Problem details - For each line in the data below that holds "CERAMICHE", return a copy.
[start]
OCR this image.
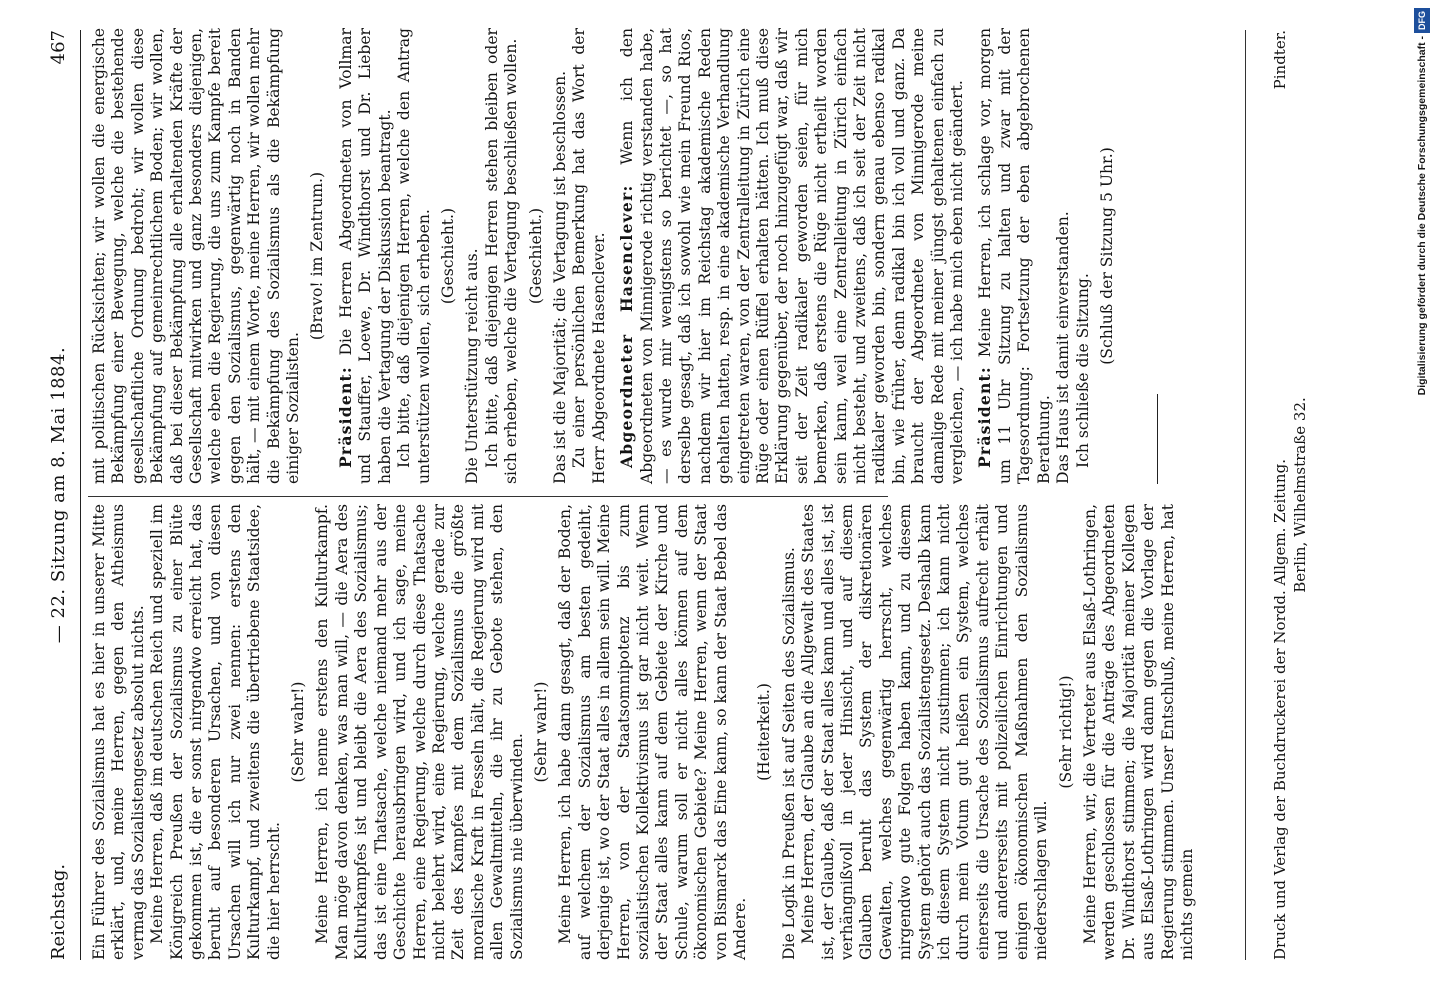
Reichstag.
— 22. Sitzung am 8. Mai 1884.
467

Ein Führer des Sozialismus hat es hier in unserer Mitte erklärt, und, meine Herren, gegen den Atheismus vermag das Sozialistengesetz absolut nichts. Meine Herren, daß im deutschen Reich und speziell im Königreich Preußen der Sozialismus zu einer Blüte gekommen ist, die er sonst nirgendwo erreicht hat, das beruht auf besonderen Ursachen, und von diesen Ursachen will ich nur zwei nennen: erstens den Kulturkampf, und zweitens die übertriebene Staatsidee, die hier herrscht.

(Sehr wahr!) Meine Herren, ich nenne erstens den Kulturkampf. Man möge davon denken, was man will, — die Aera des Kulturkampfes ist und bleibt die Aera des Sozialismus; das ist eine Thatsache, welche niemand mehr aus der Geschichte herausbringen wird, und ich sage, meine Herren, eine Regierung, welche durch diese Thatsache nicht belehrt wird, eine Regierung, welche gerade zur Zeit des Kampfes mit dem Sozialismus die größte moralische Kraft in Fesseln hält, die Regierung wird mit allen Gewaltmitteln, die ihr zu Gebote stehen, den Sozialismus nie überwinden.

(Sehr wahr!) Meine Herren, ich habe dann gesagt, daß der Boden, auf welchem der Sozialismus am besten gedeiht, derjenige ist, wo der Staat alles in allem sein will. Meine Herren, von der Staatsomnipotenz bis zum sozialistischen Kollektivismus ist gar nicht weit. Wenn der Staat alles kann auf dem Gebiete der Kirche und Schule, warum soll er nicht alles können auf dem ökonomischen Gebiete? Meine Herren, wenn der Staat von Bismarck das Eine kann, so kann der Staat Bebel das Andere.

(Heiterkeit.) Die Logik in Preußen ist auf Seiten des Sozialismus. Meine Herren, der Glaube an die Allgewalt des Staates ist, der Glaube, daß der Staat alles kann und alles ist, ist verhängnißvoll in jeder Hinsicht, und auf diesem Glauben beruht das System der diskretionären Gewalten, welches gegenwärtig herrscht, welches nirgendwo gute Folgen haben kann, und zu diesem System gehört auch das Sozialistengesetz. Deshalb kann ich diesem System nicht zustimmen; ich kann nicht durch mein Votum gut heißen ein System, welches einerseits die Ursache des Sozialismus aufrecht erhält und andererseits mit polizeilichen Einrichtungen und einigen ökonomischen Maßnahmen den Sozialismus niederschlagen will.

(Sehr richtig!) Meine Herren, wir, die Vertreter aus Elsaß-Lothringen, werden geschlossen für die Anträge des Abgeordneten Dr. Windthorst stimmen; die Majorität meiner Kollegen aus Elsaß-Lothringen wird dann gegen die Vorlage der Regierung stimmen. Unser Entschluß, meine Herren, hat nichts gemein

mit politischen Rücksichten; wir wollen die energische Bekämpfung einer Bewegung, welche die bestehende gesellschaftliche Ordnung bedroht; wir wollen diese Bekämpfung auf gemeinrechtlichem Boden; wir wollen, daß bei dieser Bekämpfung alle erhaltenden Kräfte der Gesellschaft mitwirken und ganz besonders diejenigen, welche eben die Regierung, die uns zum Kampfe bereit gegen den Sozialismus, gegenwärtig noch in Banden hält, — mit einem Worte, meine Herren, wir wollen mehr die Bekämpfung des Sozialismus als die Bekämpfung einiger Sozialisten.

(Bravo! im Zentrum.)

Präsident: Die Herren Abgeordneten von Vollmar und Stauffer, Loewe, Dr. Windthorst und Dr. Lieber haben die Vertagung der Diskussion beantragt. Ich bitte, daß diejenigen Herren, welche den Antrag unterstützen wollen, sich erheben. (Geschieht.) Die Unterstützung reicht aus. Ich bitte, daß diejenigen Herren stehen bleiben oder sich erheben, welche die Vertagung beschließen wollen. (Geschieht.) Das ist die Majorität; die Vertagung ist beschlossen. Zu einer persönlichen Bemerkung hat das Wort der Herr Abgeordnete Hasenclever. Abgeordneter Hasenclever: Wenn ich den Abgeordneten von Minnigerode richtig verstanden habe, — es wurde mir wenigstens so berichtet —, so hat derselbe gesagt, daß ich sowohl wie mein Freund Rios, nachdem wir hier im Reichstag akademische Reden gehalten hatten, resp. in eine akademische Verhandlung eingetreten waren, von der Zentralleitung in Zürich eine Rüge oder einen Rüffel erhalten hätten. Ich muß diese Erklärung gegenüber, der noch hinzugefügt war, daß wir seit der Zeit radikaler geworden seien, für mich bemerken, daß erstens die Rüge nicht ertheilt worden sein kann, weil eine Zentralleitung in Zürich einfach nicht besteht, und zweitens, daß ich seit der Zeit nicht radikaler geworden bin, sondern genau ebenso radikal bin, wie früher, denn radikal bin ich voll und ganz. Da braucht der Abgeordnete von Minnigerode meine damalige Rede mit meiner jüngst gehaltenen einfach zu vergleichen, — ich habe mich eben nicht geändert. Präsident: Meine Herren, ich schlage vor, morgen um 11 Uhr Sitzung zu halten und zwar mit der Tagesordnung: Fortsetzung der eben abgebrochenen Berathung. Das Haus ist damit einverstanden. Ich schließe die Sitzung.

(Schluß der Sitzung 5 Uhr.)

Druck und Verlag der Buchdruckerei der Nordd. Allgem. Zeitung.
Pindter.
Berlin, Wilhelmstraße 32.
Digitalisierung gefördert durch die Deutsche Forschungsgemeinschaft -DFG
[end]
[start]
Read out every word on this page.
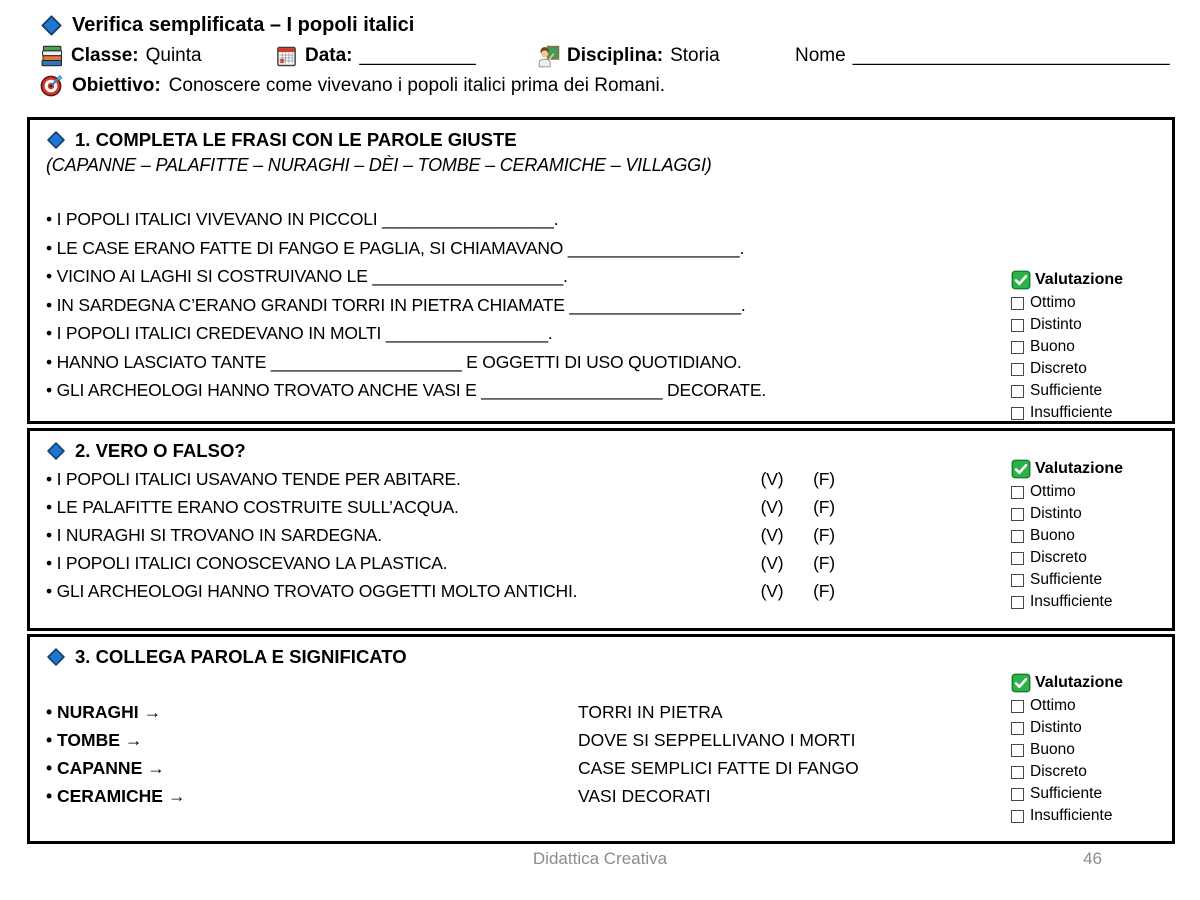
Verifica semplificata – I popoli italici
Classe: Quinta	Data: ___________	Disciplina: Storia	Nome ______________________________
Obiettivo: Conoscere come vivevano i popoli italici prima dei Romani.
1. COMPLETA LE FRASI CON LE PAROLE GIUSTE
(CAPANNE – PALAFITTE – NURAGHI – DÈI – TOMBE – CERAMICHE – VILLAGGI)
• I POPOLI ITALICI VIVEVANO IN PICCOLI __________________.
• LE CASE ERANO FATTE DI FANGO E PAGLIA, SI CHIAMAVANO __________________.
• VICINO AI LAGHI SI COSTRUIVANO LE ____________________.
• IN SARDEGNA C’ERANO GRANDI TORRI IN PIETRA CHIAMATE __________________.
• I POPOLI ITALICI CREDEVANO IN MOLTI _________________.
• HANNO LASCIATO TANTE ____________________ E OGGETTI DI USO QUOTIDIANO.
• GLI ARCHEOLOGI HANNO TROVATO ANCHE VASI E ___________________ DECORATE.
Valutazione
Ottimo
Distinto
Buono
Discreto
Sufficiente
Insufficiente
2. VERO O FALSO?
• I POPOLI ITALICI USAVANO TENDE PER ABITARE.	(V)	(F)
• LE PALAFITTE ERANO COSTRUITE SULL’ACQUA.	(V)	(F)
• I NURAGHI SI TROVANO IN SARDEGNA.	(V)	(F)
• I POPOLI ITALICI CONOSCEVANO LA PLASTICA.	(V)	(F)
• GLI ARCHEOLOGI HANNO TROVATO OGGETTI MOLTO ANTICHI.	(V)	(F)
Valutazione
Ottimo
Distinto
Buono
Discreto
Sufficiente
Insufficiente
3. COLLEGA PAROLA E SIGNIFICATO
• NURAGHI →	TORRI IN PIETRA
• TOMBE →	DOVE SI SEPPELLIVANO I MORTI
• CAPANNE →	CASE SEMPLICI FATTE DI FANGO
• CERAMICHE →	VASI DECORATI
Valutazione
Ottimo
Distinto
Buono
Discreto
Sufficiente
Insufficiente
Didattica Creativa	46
[end]
Solved exercise -
(CAPANNE – PALAFITTE – NURAGHI – DÈI – TOMBE – CERAMICHE – VILLAGGI)
• CERAMICHE →	VASI DECORATI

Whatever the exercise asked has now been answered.